What you should do | Reproduce the entire listing word for word.

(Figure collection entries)
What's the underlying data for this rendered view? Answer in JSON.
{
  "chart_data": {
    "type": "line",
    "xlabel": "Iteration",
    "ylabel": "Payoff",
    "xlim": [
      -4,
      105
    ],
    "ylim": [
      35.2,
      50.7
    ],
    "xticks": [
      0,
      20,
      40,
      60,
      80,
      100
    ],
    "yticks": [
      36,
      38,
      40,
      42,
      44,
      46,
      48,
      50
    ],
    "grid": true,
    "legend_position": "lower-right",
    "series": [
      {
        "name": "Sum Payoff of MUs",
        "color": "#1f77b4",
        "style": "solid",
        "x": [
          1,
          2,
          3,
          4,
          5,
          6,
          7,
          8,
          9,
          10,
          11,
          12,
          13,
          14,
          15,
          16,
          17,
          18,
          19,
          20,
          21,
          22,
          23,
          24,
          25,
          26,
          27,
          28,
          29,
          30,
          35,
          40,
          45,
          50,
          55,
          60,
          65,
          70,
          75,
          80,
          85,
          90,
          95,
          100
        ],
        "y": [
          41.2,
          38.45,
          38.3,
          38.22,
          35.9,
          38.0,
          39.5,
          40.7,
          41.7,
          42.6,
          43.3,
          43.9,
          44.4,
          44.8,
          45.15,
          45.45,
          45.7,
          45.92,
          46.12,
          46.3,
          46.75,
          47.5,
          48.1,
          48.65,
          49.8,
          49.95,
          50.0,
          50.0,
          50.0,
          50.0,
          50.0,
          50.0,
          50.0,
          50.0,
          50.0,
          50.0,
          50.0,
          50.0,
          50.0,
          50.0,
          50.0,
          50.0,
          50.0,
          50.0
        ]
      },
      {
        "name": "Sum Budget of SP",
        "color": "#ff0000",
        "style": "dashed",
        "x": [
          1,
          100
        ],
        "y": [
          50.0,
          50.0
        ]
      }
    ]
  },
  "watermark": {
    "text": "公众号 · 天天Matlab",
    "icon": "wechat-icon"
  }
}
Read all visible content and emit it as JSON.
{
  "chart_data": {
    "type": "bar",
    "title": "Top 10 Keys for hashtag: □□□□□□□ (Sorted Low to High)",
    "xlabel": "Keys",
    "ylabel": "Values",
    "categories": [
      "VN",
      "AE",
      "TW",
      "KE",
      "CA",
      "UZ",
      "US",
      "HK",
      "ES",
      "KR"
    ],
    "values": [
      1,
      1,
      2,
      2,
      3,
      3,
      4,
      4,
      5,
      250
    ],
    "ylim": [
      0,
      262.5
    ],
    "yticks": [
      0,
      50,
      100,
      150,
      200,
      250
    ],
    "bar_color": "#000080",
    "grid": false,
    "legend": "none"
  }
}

The response |
What's the underlying data for this rendered view? Answer in JSON.
{
  "chart_data": {
    "type": "line",
    "xlabel": "Iteration",
    "ylabel": "Payoff",
    "xlim": [
      -4,
      105
    ],
    "ylim": [
      35.2,
      50.7
    ],
    "xticks": [
      0,
      20,
      40,
      60,
      80,
      100
    ],
    "yticks": [
      36,
      38,
      40,
      42,
      44,
      46,
      48,
      50
    ],
    "grid": true,
    "legend_position": "lower-right",
    "series": [
      {
        "name": "Sum Payoff of MUs",
        "color": "#1f77b4",
        "style": "solid",
        "x": [
          1,
          2,
          3,
          4,
          5,
          6,
          7,
          8,
          9,
          10,
          11,
          12,
          13,
          14,
          15,
          16,
          17,
          18,
          19,
          20,
          21,
          22,
          23,
          24,
          25,
          26,
          27,
          28,
          29,
          30,
          35,
          40,
          45,
          50,
          55,
          60,
          65,
          70,
          75,
          80,
          85,
          90,
          95,
          100
        ],
        "y": [
          41.2,
          38.45,
          38.3,
          38.22,
          35.9,
          38.0,
          39.5,
          40.7,
          41.7,
          42.6,
          43.3,
          43.9,
          44.4,
          44.8,
          45.15,
          45.45,
          45.7,
          45.92,
          46.12,
          46.3,
          46.75,
          47.5,
          48.1,
          48.65,
          49.8,
          49.95,
          50.0,
          50.0,
          50.0,
          50.0,
          50.0,
          50.0,
          50.0,
          50.0,
          50.0,
          50.0,
          50.0,
          50.0,
          50.0,
          50.0,
          50.0,
          50.0,
          50.0,
          50.0
        ]
      },
      {
        "name": "Sum Budget of SP",
        "color": "#ff0000",
        "style": "dashed",
        "x": [
          1,
          100
        ],
        "y": [
          50.0,
          50.0
        ]
      }
    ]
  },
  "watermark": {
    "text": "公众号 · 天天Matlab",
    "icon": "wechat-icon"
  }
}
Read all visible content and emit it as JSON.
{
  "chart_data": {
    "type": "bar",
    "title": "Top 10 Keys for hashtag: □□□□□□□ (Sorted Low to High)",
    "xlabel": "Keys",
    "ylabel": "Values",
    "categories": [
      "VN",
      "AE",
      "TW",
      "KE",
      "CA",
      "UZ",
      "US",
      "HK",
      "ES",
      "KR"
    ],
    "values": [
      1,
      1,
      2,
      2,
      3,
      3,
      4,
      4,
      5,
      250
    ],
    "ylim": [
      0,
      262.5
    ],
    "yticks": [
      0,
      50,
      100,
      150,
      200,
      250
    ],
    "bar_color": "#000080",
    "grid": false,
    "legend": "none"
  }
}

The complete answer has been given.